▶ _Task directions_
Please copy out every line of the records below, keeping each character, space and number unchanged.

Start of Input for this task

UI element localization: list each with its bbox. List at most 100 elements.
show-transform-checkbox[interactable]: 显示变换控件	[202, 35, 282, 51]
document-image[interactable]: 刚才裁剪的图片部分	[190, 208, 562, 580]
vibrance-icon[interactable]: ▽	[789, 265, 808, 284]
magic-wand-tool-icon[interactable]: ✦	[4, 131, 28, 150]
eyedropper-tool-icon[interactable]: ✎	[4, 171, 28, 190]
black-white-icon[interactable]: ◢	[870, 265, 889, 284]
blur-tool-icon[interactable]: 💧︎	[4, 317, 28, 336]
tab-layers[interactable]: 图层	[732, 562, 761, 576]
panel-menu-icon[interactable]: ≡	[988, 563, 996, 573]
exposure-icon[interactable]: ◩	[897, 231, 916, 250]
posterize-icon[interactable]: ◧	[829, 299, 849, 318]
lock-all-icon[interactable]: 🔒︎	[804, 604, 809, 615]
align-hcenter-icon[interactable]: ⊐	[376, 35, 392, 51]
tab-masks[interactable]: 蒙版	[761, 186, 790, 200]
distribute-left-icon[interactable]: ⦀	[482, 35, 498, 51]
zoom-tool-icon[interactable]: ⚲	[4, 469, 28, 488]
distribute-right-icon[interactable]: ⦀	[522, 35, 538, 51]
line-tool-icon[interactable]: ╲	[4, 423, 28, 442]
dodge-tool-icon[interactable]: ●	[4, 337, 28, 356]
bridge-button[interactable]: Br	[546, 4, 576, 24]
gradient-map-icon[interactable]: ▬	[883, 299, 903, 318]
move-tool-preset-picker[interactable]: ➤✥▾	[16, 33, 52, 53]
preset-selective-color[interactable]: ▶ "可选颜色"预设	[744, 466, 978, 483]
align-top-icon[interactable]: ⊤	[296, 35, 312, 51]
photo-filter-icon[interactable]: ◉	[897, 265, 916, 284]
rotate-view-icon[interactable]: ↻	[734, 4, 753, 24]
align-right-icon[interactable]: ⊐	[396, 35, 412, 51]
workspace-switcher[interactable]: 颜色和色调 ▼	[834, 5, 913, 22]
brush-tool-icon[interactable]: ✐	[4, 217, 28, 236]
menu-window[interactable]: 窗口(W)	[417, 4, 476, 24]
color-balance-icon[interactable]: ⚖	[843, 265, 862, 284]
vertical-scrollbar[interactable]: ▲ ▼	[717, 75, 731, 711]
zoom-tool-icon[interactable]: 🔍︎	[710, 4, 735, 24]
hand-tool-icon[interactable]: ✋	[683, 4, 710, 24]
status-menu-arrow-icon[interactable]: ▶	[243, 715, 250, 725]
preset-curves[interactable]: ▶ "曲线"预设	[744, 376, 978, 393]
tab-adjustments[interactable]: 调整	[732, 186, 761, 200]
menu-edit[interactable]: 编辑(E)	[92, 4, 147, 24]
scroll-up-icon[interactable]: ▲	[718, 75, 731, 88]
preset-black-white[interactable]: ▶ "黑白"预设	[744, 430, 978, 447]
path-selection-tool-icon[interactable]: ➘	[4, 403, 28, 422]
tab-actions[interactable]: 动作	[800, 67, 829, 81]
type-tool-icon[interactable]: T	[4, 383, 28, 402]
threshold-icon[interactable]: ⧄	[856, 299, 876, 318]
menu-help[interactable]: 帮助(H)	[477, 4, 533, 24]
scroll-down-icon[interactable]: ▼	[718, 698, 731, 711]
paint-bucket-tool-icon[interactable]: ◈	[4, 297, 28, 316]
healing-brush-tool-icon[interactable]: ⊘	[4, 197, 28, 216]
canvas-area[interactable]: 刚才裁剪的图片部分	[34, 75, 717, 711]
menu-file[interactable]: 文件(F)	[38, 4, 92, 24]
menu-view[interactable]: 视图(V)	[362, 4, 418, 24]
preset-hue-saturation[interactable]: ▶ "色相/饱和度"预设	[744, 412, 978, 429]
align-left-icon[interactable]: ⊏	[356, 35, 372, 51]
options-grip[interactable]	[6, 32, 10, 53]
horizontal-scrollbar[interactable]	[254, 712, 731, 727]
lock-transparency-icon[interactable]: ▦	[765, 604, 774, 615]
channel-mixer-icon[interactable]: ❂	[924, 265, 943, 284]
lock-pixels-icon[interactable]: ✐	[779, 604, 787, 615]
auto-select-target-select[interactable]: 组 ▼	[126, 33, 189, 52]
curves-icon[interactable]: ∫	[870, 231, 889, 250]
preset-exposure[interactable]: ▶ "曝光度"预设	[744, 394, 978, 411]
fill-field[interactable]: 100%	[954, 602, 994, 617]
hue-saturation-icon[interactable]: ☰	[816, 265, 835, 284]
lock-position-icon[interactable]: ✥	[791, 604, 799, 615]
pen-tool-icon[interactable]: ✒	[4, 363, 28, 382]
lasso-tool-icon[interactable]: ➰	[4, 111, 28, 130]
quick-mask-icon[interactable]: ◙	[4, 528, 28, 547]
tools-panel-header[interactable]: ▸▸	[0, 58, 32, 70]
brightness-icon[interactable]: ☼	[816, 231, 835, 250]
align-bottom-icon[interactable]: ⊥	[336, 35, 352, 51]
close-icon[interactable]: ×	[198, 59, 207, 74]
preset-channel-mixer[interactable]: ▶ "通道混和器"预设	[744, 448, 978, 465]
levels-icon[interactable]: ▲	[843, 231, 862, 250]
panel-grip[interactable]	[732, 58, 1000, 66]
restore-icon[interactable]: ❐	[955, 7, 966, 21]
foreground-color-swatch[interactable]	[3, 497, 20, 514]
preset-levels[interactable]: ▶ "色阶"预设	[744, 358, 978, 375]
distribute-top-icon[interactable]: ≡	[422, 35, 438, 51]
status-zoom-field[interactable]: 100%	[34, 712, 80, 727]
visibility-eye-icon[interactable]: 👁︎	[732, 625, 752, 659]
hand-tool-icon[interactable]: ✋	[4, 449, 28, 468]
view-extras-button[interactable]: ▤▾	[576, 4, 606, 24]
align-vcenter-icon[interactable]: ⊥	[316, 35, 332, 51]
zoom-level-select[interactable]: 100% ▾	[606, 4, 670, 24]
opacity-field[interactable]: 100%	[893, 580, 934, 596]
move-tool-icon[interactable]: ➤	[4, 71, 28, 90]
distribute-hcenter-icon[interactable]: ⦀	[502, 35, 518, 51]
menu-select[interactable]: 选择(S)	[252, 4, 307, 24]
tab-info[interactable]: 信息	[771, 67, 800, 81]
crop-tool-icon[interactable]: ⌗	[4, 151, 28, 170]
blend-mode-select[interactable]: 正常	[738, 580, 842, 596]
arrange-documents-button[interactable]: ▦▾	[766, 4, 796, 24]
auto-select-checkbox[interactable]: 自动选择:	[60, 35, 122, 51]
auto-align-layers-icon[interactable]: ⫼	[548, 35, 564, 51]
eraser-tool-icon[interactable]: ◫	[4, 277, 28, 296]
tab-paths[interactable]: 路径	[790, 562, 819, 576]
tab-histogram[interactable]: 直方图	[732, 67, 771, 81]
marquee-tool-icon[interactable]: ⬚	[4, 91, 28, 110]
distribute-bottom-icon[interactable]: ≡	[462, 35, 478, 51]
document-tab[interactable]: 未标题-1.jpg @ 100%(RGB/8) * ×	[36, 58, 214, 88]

End of Input for this task

▶ _Exercise result_
UI element localization: list each with its bbox. List at most 100 elements.
show-transform-checkbox[interactable]: 显示变换控件	[202, 35, 282, 51]
document-image[interactable]: 刚才裁剪的图片部分	[190, 208, 562, 580]
vibrance-icon[interactable]: ▽	[789, 265, 808, 284]
magic-wand-tool-icon[interactable]: ✦	[4, 131, 28, 150]
eyedropper-tool-icon[interactable]: ✎	[4, 171, 28, 190]
black-white-icon[interactable]: ◢	[870, 265, 889, 284]
blur-tool-icon[interactable]: 💧︎	[4, 317, 28, 336]
tab-layers[interactable]: 图层	[732, 562, 761, 576]
panel-menu-icon[interactable]: ≡	[988, 563, 996, 573]
exposure-icon[interactable]: ◩	[897, 231, 916, 250]
posterize-icon[interactable]: ◧	[829, 299, 849, 318]
lock-all-icon[interactable]: 🔒︎	[804, 604, 809, 615]
align-hcenter-icon[interactable]: ⊐	[376, 35, 392, 51]
tab-masks[interactable]: 蒙版	[761, 186, 790, 200]
distribute-left-icon[interactable]: ⦀	[482, 35, 498, 51]
zoom-tool-icon[interactable]: ⚲	[4, 469, 28, 488]
distribute-right-icon[interactable]: ⦀	[522, 35, 538, 51]
line-tool-icon[interactable]: ╲	[4, 423, 28, 442]
dodge-tool-icon[interactable]: ●	[4, 337, 28, 356]
bridge-button[interactable]: Br	[546, 4, 576, 24]
gradient-map-icon[interactable]: ▬	[883, 299, 903, 318]
move-tool-preset-picker[interactable]: ➤✥▾	[16, 33, 52, 53]
preset-selective-color[interactable]: ▶ "可选颜色"预设	[744, 466, 978, 483]
align-top-icon[interactable]: ⊤	[296, 35, 312, 51]
photo-filter-icon[interactable]: ◉	[897, 265, 916, 284]
rotate-view-icon[interactable]: ↻	[734, 4, 753, 24]
align-right-icon[interactable]: ⊐	[396, 35, 412, 51]
workspace-switcher[interactable]: 颜色和色调 ▼	[834, 5, 913, 22]
brush-tool-icon[interactable]: ✐	[4, 217, 28, 236]
menu-window[interactable]: 窗口(W)	[417, 4, 476, 24]
color-balance-icon[interactable]: ⚖	[843, 265, 862, 284]
vertical-scrollbar[interactable]: ▲ ▼	[717, 75, 731, 711]
zoom-tool-icon[interactable]: 🔍︎	[710, 4, 735, 24]
hand-tool-icon[interactable]: ✋	[683, 4, 710, 24]
status-menu-arrow-icon[interactable]: ▶	[243, 715, 250, 725]
preset-curves[interactable]: ▶ "曲线"预设	[744, 376, 978, 393]
tab-adjustments[interactable]: 调整	[732, 186, 761, 200]
menu-edit[interactable]: 编辑(E)	[92, 4, 147, 24]
scroll-up-icon[interactable]: ▲	[718, 75, 731, 88]
preset-black-white[interactable]: ▶ "黑白"预设	[744, 430, 978, 447]
path-selection-tool-icon[interactable]: ➘	[4, 403, 28, 422]
tab-actions[interactable]: 动作	[800, 67, 829, 81]
type-tool-icon[interactable]: T	[4, 383, 28, 402]
threshold-icon[interactable]: ⧄	[856, 299, 876, 318]
menu-help[interactable]: 帮助(H)	[477, 4, 533, 24]
scroll-down-icon[interactable]: ▼	[718, 698, 731, 711]
paint-bucket-tool-icon[interactable]: ◈	[4, 297, 28, 316]
healing-brush-tool-icon[interactable]: ⊘	[4, 197, 28, 216]
canvas-area[interactable]: 刚才裁剪的图片部分	[34, 75, 717, 711]
menu-file[interactable]: 文件(F)	[38, 4, 92, 24]
menu-view[interactable]: 视图(V)	[362, 4, 418, 24]
preset-hue-saturation[interactable]: ▶ "色相/饱和度"预设	[744, 412, 978, 429]
align-left-icon[interactable]: ⊏	[356, 35, 372, 51]
options-grip[interactable]	[6, 32, 10, 53]
horizontal-scrollbar[interactable]	[254, 712, 731, 727]
lock-transparency-icon[interactable]: ▦	[765, 604, 774, 615]
channel-mixer-icon[interactable]: ❂	[924, 265, 943, 284]
lock-pixels-icon[interactable]: ✐	[779, 604, 787, 615]
auto-select-target-select[interactable]: 组 ▼	[126, 33, 189, 52]
curves-icon[interactable]: ∫	[870, 231, 889, 250]
preset-exposure[interactable]: ▶ "曝光度"预设	[744, 394, 978, 411]
fill-field[interactable]: 100%	[954, 602, 994, 617]
hue-saturation-icon[interactable]: ☰	[816, 265, 835, 284]
lock-position-icon[interactable]: ✥	[791, 604, 799, 615]
pen-tool-icon[interactable]: ✒	[4, 363, 28, 382]
lasso-tool-icon[interactable]: ➰	[4, 111, 28, 130]
quick-mask-icon[interactable]: ◙	[4, 528, 28, 547]
tools-panel-header[interactable]: ▸▸	[0, 58, 32, 70]
brightness-icon[interactable]: ☼	[816, 231, 835, 250]
align-bottom-icon[interactable]: ⊥	[336, 35, 352, 51]
close-icon[interactable]: ×	[198, 59, 207, 74]
preset-channel-mixer[interactable]: ▶ "通道混和器"预设	[744, 448, 978, 465]
levels-icon[interactable]: ▲	[843, 231, 862, 250]
panel-grip[interactable]	[732, 58, 1000, 66]
restore-icon[interactable]: ❐	[955, 7, 966, 21]
foreground-color-swatch[interactable]	[3, 497, 20, 514]
preset-levels[interactable]: ▶ "色阶"预设	[744, 358, 978, 375]
distribute-top-icon[interactable]: ≡	[422, 35, 438, 51]
status-zoom-field[interactable]: 100%	[34, 712, 80, 727]
visibility-eye-icon[interactable]: 👁︎	[732, 625, 752, 659]
hand-tool-icon[interactable]: ✋	[4, 449, 28, 468]
view-extras-button[interactable]: ▤▾	[576, 4, 606, 24]
align-vcenter-icon[interactable]: ⊥	[316, 35, 332, 51]
zoom-level-select[interactable]: 100% ▾	[606, 4, 670, 24]
opacity-field[interactable]: 100%	[893, 580, 934, 596]
move-tool-icon[interactable]: ➤	[4, 71, 28, 90]
distribute-hcenter-icon[interactable]: ⦀	[502, 35, 518, 51]
menu-select[interactable]: 选择(S)	[252, 4, 307, 24]
tab-info[interactable]: 信息	[771, 67, 800, 81]
crop-tool-icon[interactable]: ⌗	[4, 151, 28, 170]
blend-mode-select[interactable]: 正常	[738, 580, 842, 596]
arrange-documents-button[interactable]: ▦▾	[766, 4, 796, 24]
auto-select-checkbox[interactable]: 自动选择:	[60, 35, 122, 51]
auto-align-layers-icon[interactable]: ⫼	[548, 35, 564, 51]
eraser-tool-icon[interactable]: ◫	[4, 277, 28, 296]
tab-paths[interactable]: 路径	[790, 562, 819, 576]
tab-histogram[interactable]: 直方图	[732, 67, 771, 81]
marquee-tool-icon[interactable]: ⬚	[4, 91, 28, 110]
distribute-bottom-icon[interactable]: ≡	[462, 35, 478, 51]
document-tab[interactable]: 未标题-1.jpg @ 100%(RGB/8) * ×	[36, 58, 214, 88]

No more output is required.